### WRITTEN INSTRUCTION
Quote the whole listing verbatim.

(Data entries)
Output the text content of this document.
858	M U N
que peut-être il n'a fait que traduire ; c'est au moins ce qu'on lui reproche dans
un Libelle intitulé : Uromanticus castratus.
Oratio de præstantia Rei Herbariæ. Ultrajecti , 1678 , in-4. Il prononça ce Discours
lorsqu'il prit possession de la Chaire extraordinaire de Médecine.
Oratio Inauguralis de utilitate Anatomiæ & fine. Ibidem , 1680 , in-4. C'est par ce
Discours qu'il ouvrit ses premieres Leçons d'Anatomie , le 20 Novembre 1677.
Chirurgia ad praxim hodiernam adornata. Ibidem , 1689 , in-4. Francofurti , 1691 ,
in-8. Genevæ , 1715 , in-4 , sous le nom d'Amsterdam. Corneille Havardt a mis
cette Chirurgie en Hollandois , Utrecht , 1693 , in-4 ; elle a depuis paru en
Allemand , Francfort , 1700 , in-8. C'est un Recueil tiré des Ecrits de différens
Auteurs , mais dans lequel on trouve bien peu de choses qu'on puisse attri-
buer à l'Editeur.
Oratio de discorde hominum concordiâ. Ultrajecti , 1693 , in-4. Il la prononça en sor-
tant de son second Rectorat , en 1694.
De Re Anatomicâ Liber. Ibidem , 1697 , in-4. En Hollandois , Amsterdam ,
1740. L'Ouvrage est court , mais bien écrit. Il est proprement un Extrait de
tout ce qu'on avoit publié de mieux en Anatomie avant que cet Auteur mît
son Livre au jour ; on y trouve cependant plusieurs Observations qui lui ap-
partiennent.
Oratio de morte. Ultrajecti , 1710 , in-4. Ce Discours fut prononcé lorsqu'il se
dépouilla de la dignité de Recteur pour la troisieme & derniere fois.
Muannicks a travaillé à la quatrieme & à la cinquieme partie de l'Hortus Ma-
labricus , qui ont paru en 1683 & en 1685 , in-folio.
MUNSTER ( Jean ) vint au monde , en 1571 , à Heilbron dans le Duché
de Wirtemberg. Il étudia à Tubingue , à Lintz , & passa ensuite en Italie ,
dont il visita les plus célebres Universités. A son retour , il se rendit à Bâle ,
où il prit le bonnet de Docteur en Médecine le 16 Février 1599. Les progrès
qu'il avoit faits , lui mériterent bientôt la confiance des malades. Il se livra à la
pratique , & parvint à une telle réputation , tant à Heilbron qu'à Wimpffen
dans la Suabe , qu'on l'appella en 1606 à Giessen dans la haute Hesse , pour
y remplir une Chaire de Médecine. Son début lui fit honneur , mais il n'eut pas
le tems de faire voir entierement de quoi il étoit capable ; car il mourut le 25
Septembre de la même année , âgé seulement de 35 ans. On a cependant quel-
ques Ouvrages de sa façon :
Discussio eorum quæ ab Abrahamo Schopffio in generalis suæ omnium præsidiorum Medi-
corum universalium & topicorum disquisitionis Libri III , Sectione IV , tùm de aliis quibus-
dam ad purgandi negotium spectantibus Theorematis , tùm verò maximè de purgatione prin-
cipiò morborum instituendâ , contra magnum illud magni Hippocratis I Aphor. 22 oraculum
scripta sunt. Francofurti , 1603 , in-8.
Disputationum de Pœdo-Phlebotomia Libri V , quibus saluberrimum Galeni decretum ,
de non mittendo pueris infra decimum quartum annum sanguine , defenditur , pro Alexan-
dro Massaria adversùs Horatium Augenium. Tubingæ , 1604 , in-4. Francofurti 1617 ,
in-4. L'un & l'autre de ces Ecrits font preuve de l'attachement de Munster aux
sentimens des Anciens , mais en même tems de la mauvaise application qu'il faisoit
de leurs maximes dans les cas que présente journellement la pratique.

### WRITTEN ANSWER
Output the text content of this document.
858	M U N
que peut-être il n'a fait que traduire ; c'est au moins ce qu'on lui reproche dans
un Libelle intitulé : Uromanticus castratus.
Oratio de præstantia Rei Herbariæ. Ultrajecti , 1678 , in-4. Il prononça ce Discours
lorsqu'il prit possession de la Chaire extraordinaire de Médecine.
Oratio Inauguralis de utilitate Anatomiæ & fine. Ibidem , 1680 , in-4. C'est par ce
Discours qu'il ouvrit ses premieres Leçons d'Anatomie , le 20 Novembre 1677.
Chirurgia ad praxim hodiernam adornata. Ibidem , 1689 , in-4. Francofurti , 1691 ,
in-8. Genevæ , 1715 , in-4 , sous le nom d'Amsterdam. Corneille Havardt a mis
cette Chirurgie en Hollandois , Utrecht , 1693 , in-4 ; elle a depuis paru en
Allemand , Francfort , 1700 , in-8. C'est un Recueil tiré des Ecrits de différens
Auteurs , mais dans lequel on trouve bien peu de choses qu'on puisse attri-
buer à l'Editeur.
Oratio de discorde hominum concordiâ. Ultrajecti , 1693 , in-4. Il la prononça en sor-
tant de son second Rectorat , en 1694.
De Re Anatomicâ Liber. Ibidem , 1697 , in-4. En Hollandois , Amsterdam ,
1740. L'Ouvrage est court , mais bien écrit. Il est proprement un Extrait de
tout ce qu'on avoit publié de mieux en Anatomie avant que cet Auteur mît
son Livre au jour ; on y trouve cependant plusieurs Observations qui lui ap-
partiennent.
Oratio de morte. Ultrajecti , 1710 , in-4. Ce Discours fut prononcé lorsqu'il se
dépouilla de la dignité de Recteur pour la troisieme & derniere fois.
Muannicks a travaillé à la quatrieme & à la cinquieme partie de l'Hortus Ma-
labricus , qui ont paru en 1683 & en 1685 , in-folio.
MUNSTER ( Jean ) vint au monde , en 1571 , à Heilbron dans le Duché
de Wirtemberg. Il étudia à Tubingue , à Lintz , & passa ensuite en Italie ,
dont il visita les plus célebres Universités. A son retour , il se rendit à Bâle ,
où il prit le bonnet de Docteur en Médecine le 16 Février 1599. Les progrès
qu'il avoit faits , lui mériterent bientôt la confiance des malades. Il se livra à la
pratique , & parvint à une telle réputation , tant à Heilbron qu'à Wimpffen
dans la Suabe , qu'on l'appella en 1606 à Giessen dans la haute Hesse , pour
y remplir une Chaire de Médecine. Son début lui fit honneur , mais il n'eut pas
le tems de faire voir entierement de quoi il étoit capable ; car il mourut le 25
Septembre de la même année , âgé seulement de 35 ans. On a cependant quel-
ques Ouvrages de sa façon :
Discussio eorum quæ ab Abrahamo Schopffio in generalis suæ omnium præsidiorum Medi-
corum universalium & topicorum disquisitionis Libri III , Sectione IV , tùm de aliis quibus-
dam ad purgandi negotium spectantibus Theorematis , tùm verò maximè de purgatione prin-
cipiò morborum instituendâ , contra magnum illud magni Hippocratis I Aphor. 22 oraculum
scripta sunt. Francofurti , 1603 , in-8.
Disputationum de Pœdo-Phlebotomia Libri V , quibus saluberrimum Galeni decretum ,
de non mittendo pueris infra decimum quartum annum sanguine , defenditur , pro Alexan-
dro Massaria adversùs Horatium Augenium. Tubingæ , 1604 , in-4. Francofurti 1617 ,
in-4. L'un & l'autre de ces Ecrits font preuve de l'attachement de Munster aux
sentimens des Anciens , mais en même tems de la mauvaise application qu'il faisoit
de leurs maximes dans les cas que présente journellement la pratique.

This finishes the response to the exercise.